AIM OF THE TASK:
Scan the material that follows. Copy every line containing the word "kwotę".

MATERIAL TO PROCESS:
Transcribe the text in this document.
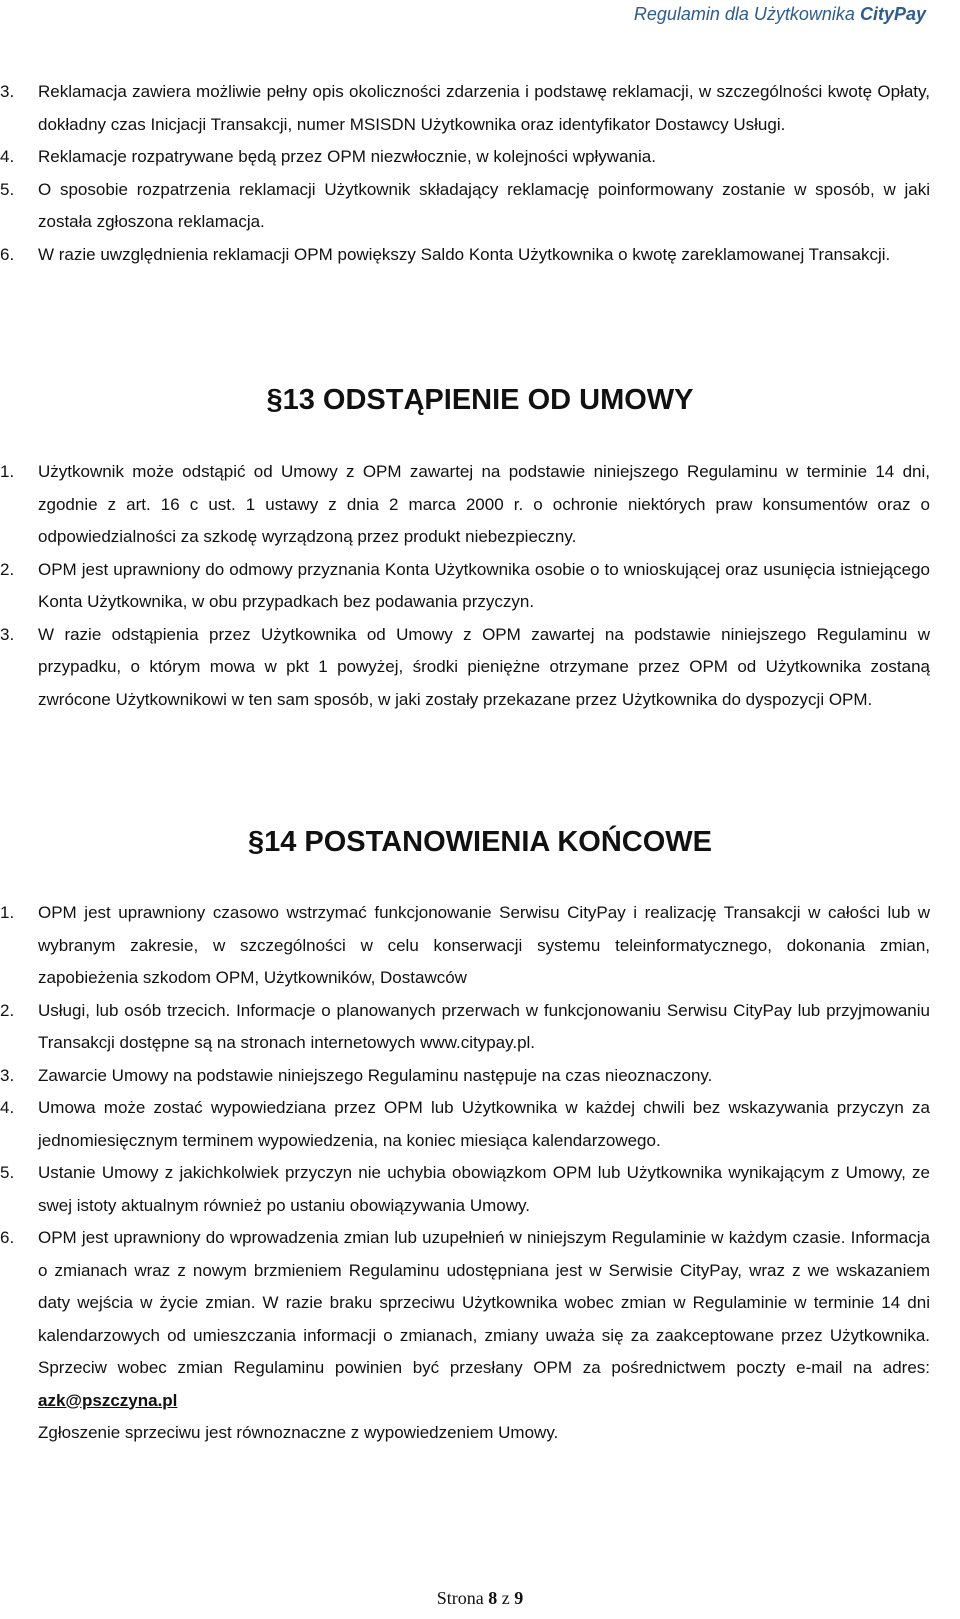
Regulamin dla Użytkownika CityPay
3. Reklamacja zawiera możliwie pełny opis okoliczności zdarzenia i podstawę reklamacji, w szczególności kwotę Opłaty, dokładny czas Inicjacji Transakcji, numer MSISDN Użytkownika oraz identyfikator Dostawcy Usługi.
4. Reklamacje rozpatrywane będą przez OPM niezwłocznie, w kolejności wpływania.
5. O sposobie rozpatrzenia reklamacji Użytkownik składający reklamację poinformowany zostanie w sposób, w jaki została zgłoszona reklamacja.
6. W razie uwzględnienia reklamacji OPM powiększy Saldo Konta Użytkownika o kwotę zareklamowanej Transakcji.
§13 ODSTĄPIENIE OD UMOWY
1. Użytkownik może odstąpić od Umowy z OPM zawartej na podstawie niniejszego Regulaminu w terminie 14 dni, zgodnie z art. 16 c ust. 1 ustawy z dnia 2 marca 2000 r. o ochronie niektórych praw konsumentów oraz o odpowiedzialności za szkodę wyrządzoną przez produkt niebezpieczny.
2. OPM jest uprawniony do odmowy przyznania Konta Użytkownika osobie o to wnioskującej oraz usunięcia istniejącego Konta Użytkownika, w obu przypadkach bez podawania przyczyn.
3. W razie odstąpienia przez Użytkownika od Umowy z OPM zawartej na podstawie niniejszego Regulaminu w przypadku, o którym mowa w pkt 1 powyżej, środki pieniężne otrzymane przez OPM od Użytkownika zostaną zwrócone Użytkownikowi w ten sam sposób, w jaki zostały przekazane przez Użytkownika do dyspozycji OPM.
§14 POSTANOWIENIA KOŃCOWE
1. OPM jest uprawniony czasowo wstrzymać funkcjonowanie Serwisu CityPay i realizację Transakcji w całości lub w wybranym zakresie, w szczególności w celu konserwacji systemu teleinformatycznego, dokonania zmian, zapobieżenia szkodom OPM, Użytkowników, Dostawców
2. Usługi, lub osób trzecich. Informacje o planowanych przerwach w funkcjonowaniu Serwisu CityPay lub przyjmowaniu Transakcji dostępne są na stronach internetowych www.citypay.pl.
3. Zawarcie Umowy na podstawie niniejszego Regulaminu następuje na czas nieoznaczony.
4. Umowa może zostać wypowiedziana przez OPM lub Użytkownika w każdej chwili bez wskazywania przyczyn za jednomiesięcznym terminem wypowiedzenia, na koniec miesiąca kalendarzowego.
5. Ustanie Umowy z jakichkolwiek przyczyn nie uchybia obowiązkom OPM lub Użytkownika wynikającym z Umowy, ze swej istoty aktualnym również po ustaniu obowiązywania Umowy.
6. OPM jest uprawniony do wprowadzenia zmian lub uzupełnień w niniejszym Regulaminie w każdym czasie. Informacja o zmianach wraz z nowym brzmieniem Regulaminu udostępniana jest w Serwisie CityPay, wraz z we wskazaniem daty wejścia w życie zmian. W razie braku sprzeciwu Użytkownika wobec zmian w Regulaminie w terminie 14 dni kalendarzowych od umieszczania informacji o zmianach, zmiany uważa się za zaakceptowane przez Użytkownika. Sprzeciw wobec zmian Regulaminu powinien być przesłany OPM za pośrednictwem poczty e-mail na adres: azk@pszczyna.pl
Zgłoszenie sprzeciwu jest równoznaczne z wypowiedzeniem Umowy.
Strona 8 z 9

REPLY TO THE EXERCISE:
3. Reklamacja zawiera możliwie pełny opis okoliczności zdarzenia i podstawę reklamacji, w szczególności kwotę Opłaty, dokładny czas Inicjacji Transakcji, numer MSISDN Użytkownika oraz identyfikator Dostawcy Usługi.
6. W razie uwzględnienia reklamacji OPM powiększy Saldo Konta Użytkownika o kwotę zareklamowanej Transakcji.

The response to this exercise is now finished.